* **Records from a data source**
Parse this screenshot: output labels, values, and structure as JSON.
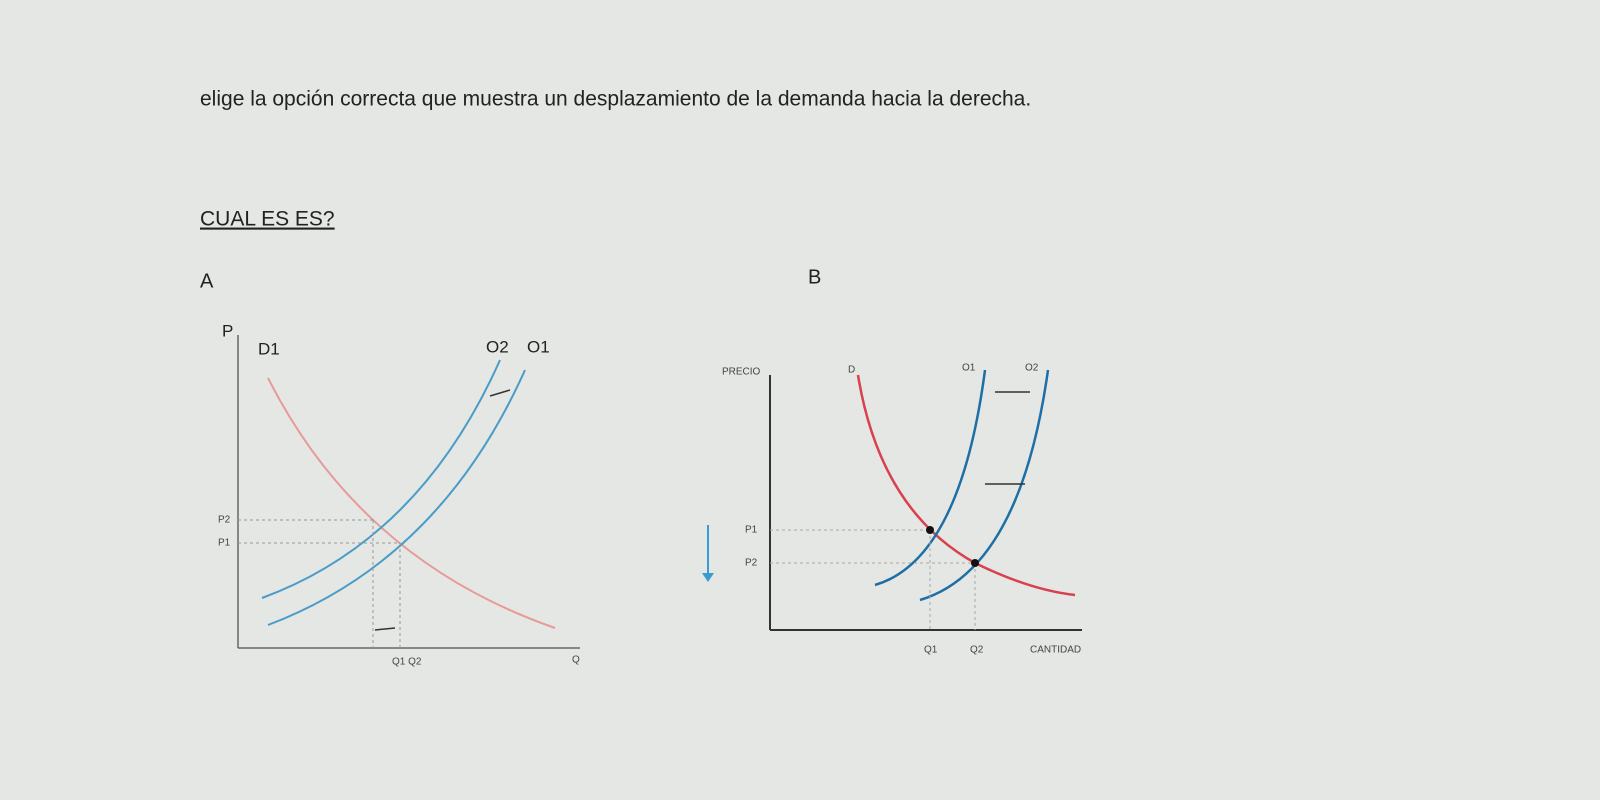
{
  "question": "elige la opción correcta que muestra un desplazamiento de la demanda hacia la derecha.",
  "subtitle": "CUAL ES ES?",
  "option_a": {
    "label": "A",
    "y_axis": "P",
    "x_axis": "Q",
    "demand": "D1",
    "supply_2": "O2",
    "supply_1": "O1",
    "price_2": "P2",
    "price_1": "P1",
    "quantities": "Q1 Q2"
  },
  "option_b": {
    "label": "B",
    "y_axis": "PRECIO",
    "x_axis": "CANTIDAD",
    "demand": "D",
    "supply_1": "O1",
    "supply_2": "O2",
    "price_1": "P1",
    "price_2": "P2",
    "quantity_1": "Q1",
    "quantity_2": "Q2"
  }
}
==
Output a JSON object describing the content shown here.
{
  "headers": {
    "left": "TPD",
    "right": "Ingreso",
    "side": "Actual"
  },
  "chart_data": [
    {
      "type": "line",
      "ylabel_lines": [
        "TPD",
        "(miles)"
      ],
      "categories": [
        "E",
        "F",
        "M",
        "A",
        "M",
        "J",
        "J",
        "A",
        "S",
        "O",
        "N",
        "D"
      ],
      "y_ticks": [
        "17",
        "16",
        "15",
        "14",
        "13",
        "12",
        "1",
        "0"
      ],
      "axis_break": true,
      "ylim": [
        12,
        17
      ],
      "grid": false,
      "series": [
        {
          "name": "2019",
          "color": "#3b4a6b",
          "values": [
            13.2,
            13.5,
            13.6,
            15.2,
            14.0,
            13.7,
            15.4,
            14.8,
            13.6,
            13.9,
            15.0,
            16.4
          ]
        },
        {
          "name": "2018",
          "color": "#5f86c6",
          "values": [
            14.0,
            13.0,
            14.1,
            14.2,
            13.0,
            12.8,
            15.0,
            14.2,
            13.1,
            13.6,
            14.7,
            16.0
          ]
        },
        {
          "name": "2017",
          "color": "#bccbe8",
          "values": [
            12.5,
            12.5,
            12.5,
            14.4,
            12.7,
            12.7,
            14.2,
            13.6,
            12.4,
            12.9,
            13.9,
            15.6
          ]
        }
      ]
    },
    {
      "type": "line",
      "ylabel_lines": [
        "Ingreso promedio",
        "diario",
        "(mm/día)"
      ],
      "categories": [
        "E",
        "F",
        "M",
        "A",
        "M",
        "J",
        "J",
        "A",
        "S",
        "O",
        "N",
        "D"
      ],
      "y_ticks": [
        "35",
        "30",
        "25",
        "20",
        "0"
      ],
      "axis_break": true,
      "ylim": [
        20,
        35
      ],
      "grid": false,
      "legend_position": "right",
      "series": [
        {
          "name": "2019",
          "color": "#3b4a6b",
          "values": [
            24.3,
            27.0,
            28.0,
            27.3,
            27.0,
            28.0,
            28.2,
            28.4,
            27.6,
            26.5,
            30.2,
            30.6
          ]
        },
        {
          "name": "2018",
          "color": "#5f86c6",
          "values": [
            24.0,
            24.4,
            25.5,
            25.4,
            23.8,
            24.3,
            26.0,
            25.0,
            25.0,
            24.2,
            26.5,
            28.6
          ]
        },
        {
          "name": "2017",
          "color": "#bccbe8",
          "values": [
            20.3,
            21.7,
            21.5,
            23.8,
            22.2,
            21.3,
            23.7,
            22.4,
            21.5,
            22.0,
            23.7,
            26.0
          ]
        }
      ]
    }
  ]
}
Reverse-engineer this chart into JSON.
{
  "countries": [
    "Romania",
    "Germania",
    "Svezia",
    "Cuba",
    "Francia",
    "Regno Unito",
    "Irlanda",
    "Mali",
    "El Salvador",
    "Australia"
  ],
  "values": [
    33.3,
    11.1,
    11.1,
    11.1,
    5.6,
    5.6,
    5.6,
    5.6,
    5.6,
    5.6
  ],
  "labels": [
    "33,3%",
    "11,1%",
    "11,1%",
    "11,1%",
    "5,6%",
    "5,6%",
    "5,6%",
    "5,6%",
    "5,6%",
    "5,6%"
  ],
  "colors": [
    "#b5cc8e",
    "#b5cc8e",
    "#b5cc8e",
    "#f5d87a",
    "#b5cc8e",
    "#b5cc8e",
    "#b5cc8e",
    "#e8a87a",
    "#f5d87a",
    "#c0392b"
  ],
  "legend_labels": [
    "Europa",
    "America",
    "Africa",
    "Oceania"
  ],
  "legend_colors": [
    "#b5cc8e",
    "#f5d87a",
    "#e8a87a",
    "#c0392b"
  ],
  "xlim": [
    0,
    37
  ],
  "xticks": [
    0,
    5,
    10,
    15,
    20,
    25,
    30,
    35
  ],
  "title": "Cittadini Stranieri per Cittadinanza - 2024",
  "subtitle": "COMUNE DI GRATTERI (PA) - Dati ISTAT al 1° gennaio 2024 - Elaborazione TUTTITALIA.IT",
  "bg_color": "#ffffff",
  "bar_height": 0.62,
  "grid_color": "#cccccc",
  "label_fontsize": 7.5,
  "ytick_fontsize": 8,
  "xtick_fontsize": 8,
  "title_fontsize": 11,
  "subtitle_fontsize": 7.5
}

* **THE EXERCISE**
List all lines above in which the string "this" appears.

* **COMPLETED EXERCISE**
Parse this screenshot: output labels, values, and structure as JSON.
Reverse-engineer this chart into JSON.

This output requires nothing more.